- **GIVEN TASK**
Copy out each line of the data holding "document".

* START ROWS *

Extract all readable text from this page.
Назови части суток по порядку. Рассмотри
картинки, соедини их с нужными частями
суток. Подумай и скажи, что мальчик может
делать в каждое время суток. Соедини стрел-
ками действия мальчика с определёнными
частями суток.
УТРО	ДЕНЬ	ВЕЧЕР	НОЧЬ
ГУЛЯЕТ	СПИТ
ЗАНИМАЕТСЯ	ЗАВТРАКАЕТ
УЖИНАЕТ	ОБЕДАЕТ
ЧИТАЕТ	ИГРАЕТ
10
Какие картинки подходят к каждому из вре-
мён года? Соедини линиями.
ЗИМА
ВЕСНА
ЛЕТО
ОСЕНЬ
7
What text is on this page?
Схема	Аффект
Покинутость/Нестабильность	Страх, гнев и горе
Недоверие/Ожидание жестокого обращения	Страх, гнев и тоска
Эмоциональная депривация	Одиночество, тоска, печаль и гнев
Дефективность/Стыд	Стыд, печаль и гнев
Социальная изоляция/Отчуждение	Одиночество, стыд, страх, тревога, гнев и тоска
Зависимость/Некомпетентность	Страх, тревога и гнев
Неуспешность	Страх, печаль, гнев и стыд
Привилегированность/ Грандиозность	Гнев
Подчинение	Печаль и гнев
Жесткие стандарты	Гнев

* END ROWS *
* START ROWS *

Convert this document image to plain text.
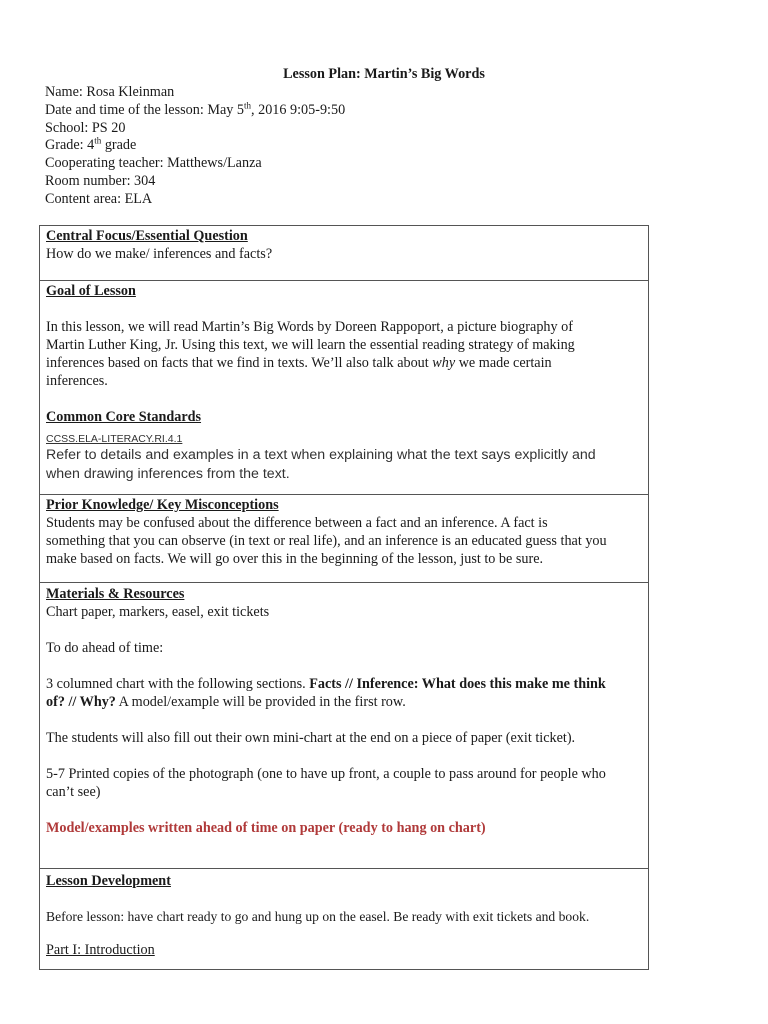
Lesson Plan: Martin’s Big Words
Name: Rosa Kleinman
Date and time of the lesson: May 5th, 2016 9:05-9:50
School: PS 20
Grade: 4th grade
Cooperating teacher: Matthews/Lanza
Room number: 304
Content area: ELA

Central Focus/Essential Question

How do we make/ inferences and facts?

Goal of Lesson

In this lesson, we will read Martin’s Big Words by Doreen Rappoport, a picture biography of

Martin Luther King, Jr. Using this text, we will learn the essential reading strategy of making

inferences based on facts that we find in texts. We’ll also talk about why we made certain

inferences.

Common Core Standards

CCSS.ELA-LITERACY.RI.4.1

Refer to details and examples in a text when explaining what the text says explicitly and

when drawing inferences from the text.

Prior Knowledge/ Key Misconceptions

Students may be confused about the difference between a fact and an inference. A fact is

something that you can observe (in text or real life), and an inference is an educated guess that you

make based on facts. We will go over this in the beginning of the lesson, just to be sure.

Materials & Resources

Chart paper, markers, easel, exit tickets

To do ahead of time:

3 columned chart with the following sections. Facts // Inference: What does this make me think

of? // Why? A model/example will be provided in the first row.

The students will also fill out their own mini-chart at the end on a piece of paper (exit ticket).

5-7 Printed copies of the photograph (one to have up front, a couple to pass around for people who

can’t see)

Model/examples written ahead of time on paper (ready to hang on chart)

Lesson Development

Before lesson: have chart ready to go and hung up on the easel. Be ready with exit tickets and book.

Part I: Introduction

* END ROWS *
* START ROWS *

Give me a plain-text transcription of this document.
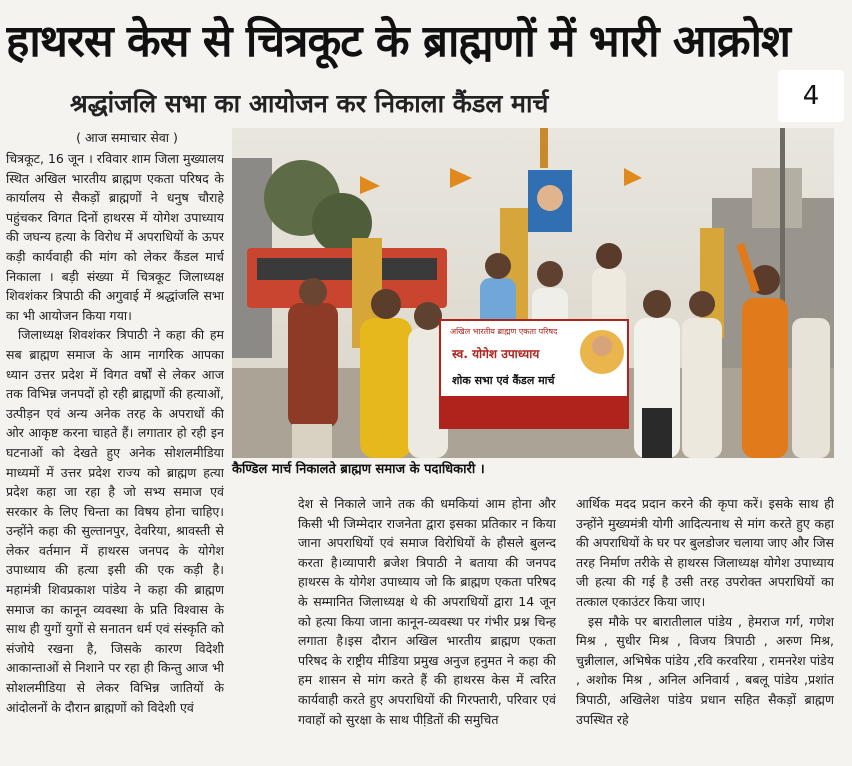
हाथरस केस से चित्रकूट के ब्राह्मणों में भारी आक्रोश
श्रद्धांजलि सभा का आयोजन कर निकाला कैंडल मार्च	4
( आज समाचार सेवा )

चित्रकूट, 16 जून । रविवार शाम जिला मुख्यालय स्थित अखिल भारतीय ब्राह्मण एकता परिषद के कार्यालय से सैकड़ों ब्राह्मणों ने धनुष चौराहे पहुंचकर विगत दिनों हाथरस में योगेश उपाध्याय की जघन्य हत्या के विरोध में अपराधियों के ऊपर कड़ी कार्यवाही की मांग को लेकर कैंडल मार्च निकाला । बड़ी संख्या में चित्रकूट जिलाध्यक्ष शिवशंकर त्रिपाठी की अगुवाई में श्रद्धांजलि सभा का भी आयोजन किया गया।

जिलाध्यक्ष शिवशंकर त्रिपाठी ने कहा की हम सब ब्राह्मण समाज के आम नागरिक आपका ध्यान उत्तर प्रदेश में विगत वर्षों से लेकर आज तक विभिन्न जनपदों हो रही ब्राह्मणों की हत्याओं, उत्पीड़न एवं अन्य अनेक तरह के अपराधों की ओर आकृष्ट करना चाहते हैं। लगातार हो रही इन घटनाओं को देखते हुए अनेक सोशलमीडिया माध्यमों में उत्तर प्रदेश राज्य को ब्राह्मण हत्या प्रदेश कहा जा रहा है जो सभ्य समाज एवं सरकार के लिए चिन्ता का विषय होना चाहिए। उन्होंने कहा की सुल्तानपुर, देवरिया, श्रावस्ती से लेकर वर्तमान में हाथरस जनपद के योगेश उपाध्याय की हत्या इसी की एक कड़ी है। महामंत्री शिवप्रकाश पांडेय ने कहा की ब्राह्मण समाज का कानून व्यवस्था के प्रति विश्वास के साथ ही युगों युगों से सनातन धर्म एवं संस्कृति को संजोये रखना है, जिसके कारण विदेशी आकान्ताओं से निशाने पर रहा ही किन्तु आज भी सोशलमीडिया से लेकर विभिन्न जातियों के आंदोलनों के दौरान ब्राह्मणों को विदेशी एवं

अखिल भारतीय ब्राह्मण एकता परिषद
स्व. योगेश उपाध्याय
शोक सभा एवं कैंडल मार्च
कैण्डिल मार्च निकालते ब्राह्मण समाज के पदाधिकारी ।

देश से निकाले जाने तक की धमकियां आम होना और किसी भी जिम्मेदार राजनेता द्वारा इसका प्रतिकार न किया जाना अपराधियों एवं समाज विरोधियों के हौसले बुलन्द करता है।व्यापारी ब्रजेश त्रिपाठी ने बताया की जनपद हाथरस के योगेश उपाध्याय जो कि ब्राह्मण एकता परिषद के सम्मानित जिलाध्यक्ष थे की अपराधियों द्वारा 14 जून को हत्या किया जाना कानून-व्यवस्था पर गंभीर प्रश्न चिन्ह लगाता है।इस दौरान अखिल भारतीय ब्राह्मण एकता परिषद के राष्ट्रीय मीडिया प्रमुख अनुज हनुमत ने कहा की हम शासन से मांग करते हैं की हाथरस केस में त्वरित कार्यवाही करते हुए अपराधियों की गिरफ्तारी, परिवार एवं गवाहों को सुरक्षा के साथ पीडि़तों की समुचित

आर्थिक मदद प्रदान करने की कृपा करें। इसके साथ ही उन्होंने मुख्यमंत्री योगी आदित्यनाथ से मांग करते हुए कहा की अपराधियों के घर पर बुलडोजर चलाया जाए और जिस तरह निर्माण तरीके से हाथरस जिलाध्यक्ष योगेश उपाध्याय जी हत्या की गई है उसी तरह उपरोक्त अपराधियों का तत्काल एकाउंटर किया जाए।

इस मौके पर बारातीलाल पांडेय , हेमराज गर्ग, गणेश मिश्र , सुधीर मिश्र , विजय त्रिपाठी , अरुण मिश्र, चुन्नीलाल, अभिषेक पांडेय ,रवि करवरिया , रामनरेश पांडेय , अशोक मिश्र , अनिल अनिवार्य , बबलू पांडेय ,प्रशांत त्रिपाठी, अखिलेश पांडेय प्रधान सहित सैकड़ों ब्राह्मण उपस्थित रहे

* END ROWS *

- **RESULT FOR THIS EXERCISE**
Convert this document image to plain text.
Give me a plain-text transcription of this document.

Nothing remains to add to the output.